__EXERCISE DIRECTIONS__
Without the pictures, return all of the material exactly as written.

[Extracted data entries]
»»

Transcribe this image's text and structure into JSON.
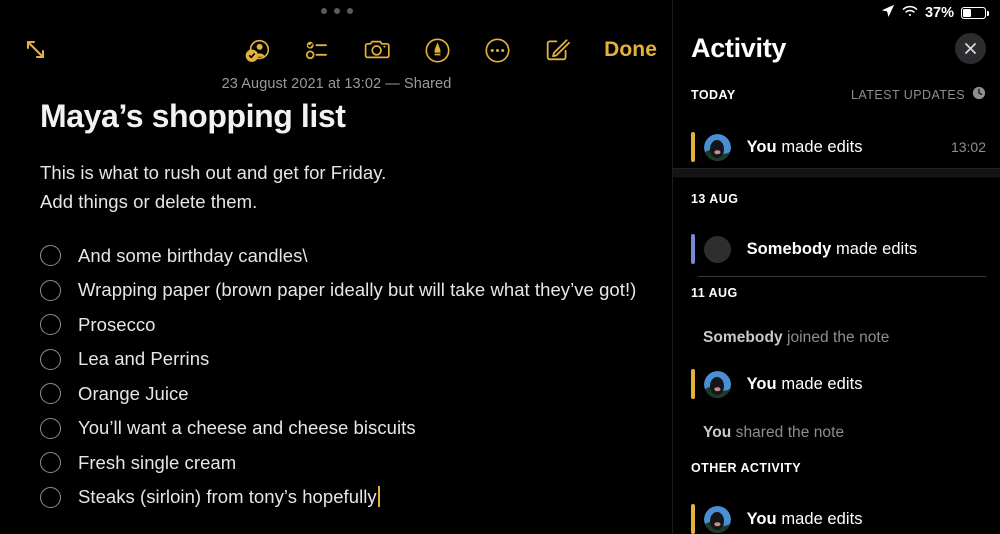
{
  "note": {
    "grabber_icon": "multitask-grabber-dots",
    "toolbar": {
      "expand_icon": "expand-diagonal-arrows-icon",
      "share_icon": "person-check-shared-icon",
      "checklist_icon": "checklist-icon",
      "camera_icon": "camera-icon",
      "markup_icon": "markup-pen-circle-icon",
      "more_icon": "more-ellipsis-circle-icon",
      "compose_icon": "compose-pencil-square-icon",
      "done_label": "Done",
      "accent_color": "#e3b23c"
    },
    "meta": "23 August 2021 at 13:02 — Shared",
    "title": "Maya’s shopping list",
    "paragraph_lines": [
      "This is what to rush out and get for Friday.",
      "Add things or delete them."
    ],
    "checklist": [
      {
        "label": "And some birthday candles\\",
        "checked": false,
        "caret": false
      },
      {
        "label": "Wrapping paper (brown paper ideally but will take what they’ve got!)",
        "checked": false,
        "caret": false
      },
      {
        "label": "Prosecco",
        "checked": false,
        "caret": false
      },
      {
        "label": "Lea and Perrins",
        "checked": false,
        "caret": false
      },
      {
        "label": "Orange Juice",
        "checked": false,
        "caret": false
      },
      {
        "label": "You’ll want a cheese and cheese biscuits",
        "checked": false,
        "caret": false
      },
      {
        "label": "Fresh single cream",
        "checked": false,
        "caret": false
      },
      {
        "label": "Steaks (sirloin) from tony’s hopefully",
        "checked": false,
        "caret": true
      }
    ]
  },
  "activity": {
    "statusbar": {
      "location_icon": "location-arrow-icon",
      "wifi_icon": "wifi-icon",
      "battery_percent": "37%",
      "battery_level": 37,
      "battery_icon": "battery-icon"
    },
    "title": "Activity",
    "close_icon": "close-x-icon",
    "clock_icon": "clock-icon",
    "gold_color": "#e3b23c",
    "blue_color": "#7b87d4",
    "sections": [
      {
        "title": "TODAY",
        "right_label": "LATEST UPDATES",
        "rows": [
          {
            "kind": "avatar",
            "who": "You",
            "action": "made edits",
            "time": "13:02",
            "bar": "gold",
            "avatar": "photo"
          }
        ]
      },
      {
        "title": "13 AUG",
        "right_label": "",
        "rows": [
          {
            "kind": "avatar",
            "who": "Somebody",
            "action": "made edits",
            "time": "",
            "bar": "blue",
            "avatar": "blank"
          }
        ]
      },
      {
        "title": "11 AUG",
        "right_label": "",
        "rows": [
          {
            "kind": "plain",
            "who": "Somebody",
            "action": "joined the note"
          },
          {
            "kind": "avatar",
            "who": "You",
            "action": "made edits",
            "time": "",
            "bar": "gold",
            "avatar": "photo"
          },
          {
            "kind": "plain",
            "who": "You",
            "action": "shared the note"
          }
        ]
      },
      {
        "title": "OTHER ACTIVITY",
        "right_label": "",
        "rows": [
          {
            "kind": "avatar",
            "who": "You",
            "action": "made edits",
            "time": "",
            "bar": "gold",
            "avatar": "photo"
          }
        ]
      }
    ]
  }
}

««

__EXERCISE SOLUTION__
Transcribe this image's text and structure into JSON.
{
  "note": {
    "grabber_icon": "multitask-grabber-dots",
    "toolbar": {
      "expand_icon": "expand-diagonal-arrows-icon",
      "share_icon": "person-check-shared-icon",
      "checklist_icon": "checklist-icon",
      "camera_icon": "camera-icon",
      "markup_icon": "markup-pen-circle-icon",
      "more_icon": "more-ellipsis-circle-icon",
      "compose_icon": "compose-pencil-square-icon",
      "done_label": "Done",
      "accent_color": "#e3b23c"
    },
    "meta": "23 August 2021 at 13:02 — Shared",
    "title": "Maya’s shopping list",
    "paragraph_lines": [
      "This is what to rush out and get for Friday.",
      "Add things or delete them."
    ],
    "checklist": [
      {
        "label": "And some birthday candles\\",
        "checked": false,
        "caret": false
      },
      {
        "label": "Wrapping paper (brown paper ideally but will take what they’ve got!)",
        "checked": false,
        "caret": false
      },
      {
        "label": "Prosecco",
        "checked": false,
        "caret": false
      },
      {
        "label": "Lea and Perrins",
        "checked": false,
        "caret": false
      },
      {
        "label": "Orange Juice",
        "checked": false,
        "caret": false
      },
      {
        "label": "You’ll want a cheese and cheese biscuits",
        "checked": false,
        "caret": false
      },
      {
        "label": "Fresh single cream",
        "checked": false,
        "caret": false
      },
      {
        "label": "Steaks (sirloin) from tony’s hopefully",
        "checked": false,
        "caret": true
      }
    ]
  },
  "activity": {
    "statusbar": {
      "location_icon": "location-arrow-icon",
      "wifi_icon": "wifi-icon",
      "battery_percent": "37%",
      "battery_level": 37,
      "battery_icon": "battery-icon"
    },
    "title": "Activity",
    "close_icon": "close-x-icon",
    "clock_icon": "clock-icon",
    "gold_color": "#e3b23c",
    "blue_color": "#7b87d4",
    "sections": [
      {
        "title": "TODAY",
        "right_label": "LATEST UPDATES",
        "rows": [
          {
            "kind": "avatar",
            "who": "You",
            "action": "made edits",
            "time": "13:02",
            "bar": "gold",
            "avatar": "photo"
          }
        ]
      },
      {
        "title": "13 AUG",
        "right_label": "",
        "rows": [
          {
            "kind": "avatar",
            "who": "Somebody",
            "action": "made edits",
            "time": "",
            "bar": "blue",
            "avatar": "blank"
          }
        ]
      },
      {
        "title": "11 AUG",
        "right_label": "",
        "rows": [
          {
            "kind": "plain",
            "who": "Somebody",
            "action": "joined the note"
          },
          {
            "kind": "avatar",
            "who": "You",
            "action": "made edits",
            "time": "",
            "bar": "gold",
            "avatar": "photo"
          },
          {
            "kind": "plain",
            "who": "You",
            "action": "shared the note"
          }
        ]
      },
      {
        "title": "OTHER ACTIVITY",
        "right_label": "",
        "rows": [
          {
            "kind": "avatar",
            "who": "You",
            "action": "made edits",
            "time": "",
            "bar": "gold",
            "avatar": "photo"
          }
        ]
      }
    ]
  }
}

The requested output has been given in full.